## TASK DESCRIPTION
Output every entry exactly as given.

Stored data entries

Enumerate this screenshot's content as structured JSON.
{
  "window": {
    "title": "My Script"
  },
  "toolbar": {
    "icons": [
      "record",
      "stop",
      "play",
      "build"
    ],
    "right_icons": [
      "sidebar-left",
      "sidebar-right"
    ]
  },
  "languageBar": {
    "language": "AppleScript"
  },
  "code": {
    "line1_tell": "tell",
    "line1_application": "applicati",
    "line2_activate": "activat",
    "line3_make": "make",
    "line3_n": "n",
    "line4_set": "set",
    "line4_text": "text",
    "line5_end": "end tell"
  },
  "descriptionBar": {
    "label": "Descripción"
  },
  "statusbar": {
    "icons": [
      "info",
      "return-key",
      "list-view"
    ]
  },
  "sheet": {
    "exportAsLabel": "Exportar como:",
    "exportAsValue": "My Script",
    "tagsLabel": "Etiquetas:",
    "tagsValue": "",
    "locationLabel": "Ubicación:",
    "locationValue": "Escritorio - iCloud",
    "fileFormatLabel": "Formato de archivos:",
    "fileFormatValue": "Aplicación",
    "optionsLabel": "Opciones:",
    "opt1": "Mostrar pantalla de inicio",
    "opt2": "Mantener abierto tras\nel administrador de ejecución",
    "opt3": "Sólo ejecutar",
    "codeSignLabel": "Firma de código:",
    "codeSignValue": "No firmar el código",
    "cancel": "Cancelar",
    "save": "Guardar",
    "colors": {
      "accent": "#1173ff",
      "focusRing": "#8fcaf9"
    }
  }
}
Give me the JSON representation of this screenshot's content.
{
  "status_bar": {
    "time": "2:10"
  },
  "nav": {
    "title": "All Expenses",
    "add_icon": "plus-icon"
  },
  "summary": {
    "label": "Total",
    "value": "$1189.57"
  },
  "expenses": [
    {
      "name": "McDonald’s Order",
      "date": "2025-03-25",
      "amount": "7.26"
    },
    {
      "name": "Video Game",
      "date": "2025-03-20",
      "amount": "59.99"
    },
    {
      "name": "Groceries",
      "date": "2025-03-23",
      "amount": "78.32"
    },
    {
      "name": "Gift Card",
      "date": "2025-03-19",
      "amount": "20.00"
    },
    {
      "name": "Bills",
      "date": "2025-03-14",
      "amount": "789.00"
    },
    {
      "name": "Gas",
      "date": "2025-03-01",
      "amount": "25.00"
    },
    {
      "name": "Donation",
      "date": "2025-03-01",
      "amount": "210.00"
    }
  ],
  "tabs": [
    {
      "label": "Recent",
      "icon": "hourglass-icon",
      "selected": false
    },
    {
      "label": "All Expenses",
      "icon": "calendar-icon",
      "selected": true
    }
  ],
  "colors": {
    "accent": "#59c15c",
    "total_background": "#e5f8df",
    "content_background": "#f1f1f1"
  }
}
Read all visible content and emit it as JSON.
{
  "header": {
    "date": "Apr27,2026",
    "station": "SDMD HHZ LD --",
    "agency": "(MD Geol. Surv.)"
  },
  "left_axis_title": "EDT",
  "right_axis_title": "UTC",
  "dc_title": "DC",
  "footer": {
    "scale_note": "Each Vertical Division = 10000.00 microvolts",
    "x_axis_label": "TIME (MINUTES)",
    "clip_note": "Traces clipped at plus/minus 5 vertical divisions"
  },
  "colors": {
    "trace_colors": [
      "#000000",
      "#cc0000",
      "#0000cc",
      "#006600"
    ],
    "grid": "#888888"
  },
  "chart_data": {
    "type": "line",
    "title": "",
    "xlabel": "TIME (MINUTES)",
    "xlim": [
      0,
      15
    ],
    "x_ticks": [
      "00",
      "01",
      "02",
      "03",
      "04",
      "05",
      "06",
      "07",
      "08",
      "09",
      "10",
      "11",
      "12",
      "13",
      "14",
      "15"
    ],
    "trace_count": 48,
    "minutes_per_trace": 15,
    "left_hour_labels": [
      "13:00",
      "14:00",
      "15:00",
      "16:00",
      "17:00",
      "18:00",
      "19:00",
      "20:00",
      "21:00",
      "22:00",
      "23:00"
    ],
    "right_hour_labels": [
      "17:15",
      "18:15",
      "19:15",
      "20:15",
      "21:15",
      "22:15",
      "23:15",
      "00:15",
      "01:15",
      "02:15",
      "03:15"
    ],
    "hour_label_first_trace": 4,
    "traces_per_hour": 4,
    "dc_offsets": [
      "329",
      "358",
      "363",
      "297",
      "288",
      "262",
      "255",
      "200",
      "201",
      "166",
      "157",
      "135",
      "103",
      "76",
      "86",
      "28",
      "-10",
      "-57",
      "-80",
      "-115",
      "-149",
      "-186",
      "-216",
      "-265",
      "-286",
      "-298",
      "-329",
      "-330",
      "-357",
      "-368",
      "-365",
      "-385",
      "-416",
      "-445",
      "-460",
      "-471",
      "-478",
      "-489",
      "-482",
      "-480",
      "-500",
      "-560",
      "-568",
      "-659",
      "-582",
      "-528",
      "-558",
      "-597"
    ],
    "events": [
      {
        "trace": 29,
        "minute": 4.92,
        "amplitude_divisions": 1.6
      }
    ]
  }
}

## TASK SOLUTION
Enumerate this screenshot's content as structured JSON.
{
  "window": {
    "title": "My Script"
  },
  "toolbar": {
    "icons": [
      "record",
      "stop",
      "play",
      "build"
    ],
    "right_icons": [
      "sidebar-left",
      "sidebar-right"
    ]
  },
  "languageBar": {
    "language": "AppleScript"
  },
  "code": {
    "line1_tell": "tell",
    "line1_application": "applicati",
    "line2_activate": "activat",
    "line3_make": "make",
    "line3_n": "n",
    "line4_set": "set",
    "line4_text": "text",
    "line5_end": "end tell"
  },
  "descriptionBar": {
    "label": "Descripción"
  },
  "statusbar": {
    "icons": [
      "info",
      "return-key",
      "list-view"
    ]
  },
  "sheet": {
    "exportAsLabel": "Exportar como:",
    "exportAsValue": "My Script",
    "tagsLabel": "Etiquetas:",
    "tagsValue": "",
    "locationLabel": "Ubicación:",
    "locationValue": "Escritorio - iCloud",
    "fileFormatLabel": "Formato de archivos:",
    "fileFormatValue": "Aplicación",
    "optionsLabel": "Opciones:",
    "opt1": "Mostrar pantalla de inicio",
    "opt2": "Mantener abierto tras\nel administrador de ejecución",
    "opt3": "Sólo ejecutar",
    "codeSignLabel": "Firma de código:",
    "codeSignValue": "No firmar el código",
    "cancel": "Cancelar",
    "save": "Guardar",
    "colors": {
      "accent": "#1173ff",
      "focusRing": "#8fcaf9"
    }
  }
}
Give me the JSON representation of this screenshot's content.
{
  "status_bar": {
    "time": "2:10"
  },
  "nav": {
    "title": "All Expenses",
    "add_icon": "plus-icon"
  },
  "summary": {
    "label": "Total",
    "value": "$1189.57"
  },
  "expenses": [
    {
      "name": "McDonald’s Order",
      "date": "2025-03-25",
      "amount": "7.26"
    },
    {
      "name": "Video Game",
      "date": "2025-03-20",
      "amount": "59.99"
    },
    {
      "name": "Groceries",
      "date": "2025-03-23",
      "amount": "78.32"
    },
    {
      "name": "Gift Card",
      "date": "2025-03-19",
      "amount": "20.00"
    },
    {
      "name": "Bills",
      "date": "2025-03-14",
      "amount": "789.00"
    },
    {
      "name": "Gas",
      "date": "2025-03-01",
      "amount": "25.00"
    },
    {
      "name": "Donation",
      "date": "2025-03-01",
      "amount": "210.00"
    }
  ],
  "tabs": [
    {
      "label": "Recent",
      "icon": "hourglass-icon",
      "selected": false
    },
    {
      "label": "All Expenses",
      "icon": "calendar-icon",
      "selected": true
    }
  ],
  "colors": {
    "accent": "#59c15c",
    "total_background": "#e5f8df",
    "content_background": "#f1f1f1"
  }
}
Read all visible content and emit it as JSON.
{
  "header": {
    "date": "Apr27,2026",
    "station": "SDMD HHZ LD --",
    "agency": "(MD Geol. Surv.)"
  },
  "left_axis_title": "EDT",
  "right_axis_title": "UTC",
  "dc_title": "DC",
  "footer": {
    "scale_note": "Each Vertical Division = 10000.00 microvolts",
    "x_axis_label": "TIME (MINUTES)",
    "clip_note": "Traces clipped at plus/minus 5 vertical divisions"
  },
  "colors": {
    "trace_colors": [
      "#000000",
      "#cc0000",
      "#0000cc",
      "#006600"
    ],
    "grid": "#888888"
  },
  "chart_data": {
    "type": "line",
    "title": "",
    "xlabel": "TIME (MINUTES)",
    "xlim": [
      0,
      15
    ],
    "x_ticks": [
      "00",
      "01",
      "02",
      "03",
      "04",
      "05",
      "06",
      "07",
      "08",
      "09",
      "10",
      "11",
      "12",
      "13",
      "14",
      "15"
    ],
    "trace_count": 48,
    "minutes_per_trace": 15,
    "left_hour_labels": [
      "13:00",
      "14:00",
      "15:00",
      "16:00",
      "17:00",
      "18:00",
      "19:00",
      "20:00",
      "21:00",
      "22:00",
      "23:00"
    ],
    "right_hour_labels": [
      "17:15",
      "18:15",
      "19:15",
      "20:15",
      "21:15",
      "22:15",
      "23:15",
      "00:15",
      "01:15",
      "02:15",
      "03:15"
    ],
    "hour_label_first_trace": 4,
    "traces_per_hour": 4,
    "dc_offsets": [
      "329",
      "358",
      "363",
      "297",
      "288",
      "262",
      "255",
      "200",
      "201",
      "166",
      "157",
      "135",
      "103",
      "76",
      "86",
      "28",
      "-10",
      "-57",
      "-80",
      "-115",
      "-149",
      "-186",
      "-216",
      "-265",
      "-286",
      "-298",
      "-329",
      "-330",
      "-357",
      "-368",
      "-365",
      "-385",
      "-416",
      "-445",
      "-460",
      "-471",
      "-478",
      "-489",
      "-482",
      "-480",
      "-500",
      "-560",
      "-568",
      "-659",
      "-582",
      "-528",
      "-558",
      "-597"
    ],
    "events": [
      {
        "trace": 29,
        "minute": 4.92,
        "amplitude_divisions": 1.6
      }
    ]
  }
}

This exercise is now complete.